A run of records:
━━━━━━━━
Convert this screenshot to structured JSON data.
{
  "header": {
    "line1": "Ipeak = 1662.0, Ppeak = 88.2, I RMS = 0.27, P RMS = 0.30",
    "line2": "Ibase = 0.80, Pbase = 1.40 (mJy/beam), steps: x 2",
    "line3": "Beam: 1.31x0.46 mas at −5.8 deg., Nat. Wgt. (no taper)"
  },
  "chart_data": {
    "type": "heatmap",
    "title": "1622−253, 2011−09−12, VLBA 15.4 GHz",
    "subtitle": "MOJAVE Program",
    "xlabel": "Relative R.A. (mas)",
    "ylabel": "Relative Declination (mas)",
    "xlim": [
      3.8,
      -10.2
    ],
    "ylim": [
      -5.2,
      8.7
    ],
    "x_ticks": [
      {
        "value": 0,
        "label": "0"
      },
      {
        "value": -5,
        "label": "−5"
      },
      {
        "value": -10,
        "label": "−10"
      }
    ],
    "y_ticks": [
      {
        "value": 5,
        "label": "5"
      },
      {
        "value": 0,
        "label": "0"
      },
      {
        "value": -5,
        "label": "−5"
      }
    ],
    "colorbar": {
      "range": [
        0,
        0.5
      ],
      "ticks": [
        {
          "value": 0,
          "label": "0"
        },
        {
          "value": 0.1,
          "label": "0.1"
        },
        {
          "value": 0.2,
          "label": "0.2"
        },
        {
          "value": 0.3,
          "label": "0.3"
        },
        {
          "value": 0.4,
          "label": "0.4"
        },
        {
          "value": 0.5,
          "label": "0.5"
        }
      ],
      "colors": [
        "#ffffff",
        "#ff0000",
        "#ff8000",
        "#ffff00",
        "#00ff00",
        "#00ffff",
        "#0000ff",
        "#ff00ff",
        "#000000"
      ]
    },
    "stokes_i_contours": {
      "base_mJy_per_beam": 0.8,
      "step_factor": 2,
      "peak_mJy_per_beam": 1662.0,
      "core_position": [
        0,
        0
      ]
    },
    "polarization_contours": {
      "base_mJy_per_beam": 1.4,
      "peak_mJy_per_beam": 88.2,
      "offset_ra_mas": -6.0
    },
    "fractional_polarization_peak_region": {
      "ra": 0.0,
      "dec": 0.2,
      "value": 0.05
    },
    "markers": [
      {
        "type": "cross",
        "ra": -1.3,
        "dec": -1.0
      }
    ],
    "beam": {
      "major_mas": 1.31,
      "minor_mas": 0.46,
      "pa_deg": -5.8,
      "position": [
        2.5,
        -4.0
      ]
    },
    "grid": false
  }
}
━━━━━━━━
Repeat the lines above exactly.

Convert this screenshot to structured JSON data.
{
  "header": {
    "line1": "Ipeak = 1662.0, Ppeak = 88.2, I RMS = 0.27, P RMS = 0.30",
    "line2": "Ibase = 0.80, Pbase = 1.40 (mJy/beam), steps: x 2",
    "line3": "Beam: 1.31x0.46 mas at −5.8 deg., Nat. Wgt. (no taper)"
  },
  "chart_data": {
    "type": "heatmap",
    "title": "1622−253, 2011−09−12, VLBA 15.4 GHz",
    "subtitle": "MOJAVE Program",
    "xlabel": "Relative R.A. (mas)",
    "ylabel": "Relative Declination (mas)",
    "xlim": [
      3.8,
      -10.2
    ],
    "ylim": [
      -5.2,
      8.7
    ],
    "x_ticks": [
      {
        "value": 0,
        "label": "0"
      },
      {
        "value": -5,
        "label": "−5"
      },
      {
        "value": -10,
        "label": "−10"
      }
    ],
    "y_ticks": [
      {
        "value": 5,
        "label": "5"
      },
      {
        "value": 0,
        "label": "0"
      },
      {
        "value": -5,
        "label": "−5"
      }
    ],
    "colorbar": {
      "range": [
        0,
        0.5
      ],
      "ticks": [
        {
          "value": 0,
          "label": "0"
        },
        {
          "value": 0.1,
          "label": "0.1"
        },
        {
          "value": 0.2,
          "label": "0.2"
        },
        {
          "value": 0.3,
          "label": "0.3"
        },
        {
          "value": 0.4,
          "label": "0.4"
        },
        {
          "value": 0.5,
          "label": "0.5"
        }
      ],
      "colors": [
        "#ffffff",
        "#ff0000",
        "#ff8000",
        "#ffff00",
        "#00ff00",
        "#00ffff",
        "#0000ff",
        "#ff00ff",
        "#000000"
      ]
    },
    "stokes_i_contours": {
      "base_mJy_per_beam": 0.8,
      "step_factor": 2,
      "peak_mJy_per_beam": 1662.0,
      "core_position": [
        0,
        0
      ]
    },
    "polarization_contours": {
      "base_mJy_per_beam": 1.4,
      "peak_mJy_per_beam": 88.2,
      "offset_ra_mas": -6.0
    },
    "fractional_polarization_peak_region": {
      "ra": 0.0,
      "dec": 0.2,
      "value": 0.05
    },
    "markers": [
      {
        "type": "cross",
        "ra": -1.3,
        "dec": -1.0
      }
    ],
    "beam": {
      "major_mas": 1.31,
      "minor_mas": 0.46,
      "pa_deg": -5.8,
      "position": [
        2.5,
        -4.0
      ]
    },
    "grid": false
  }
}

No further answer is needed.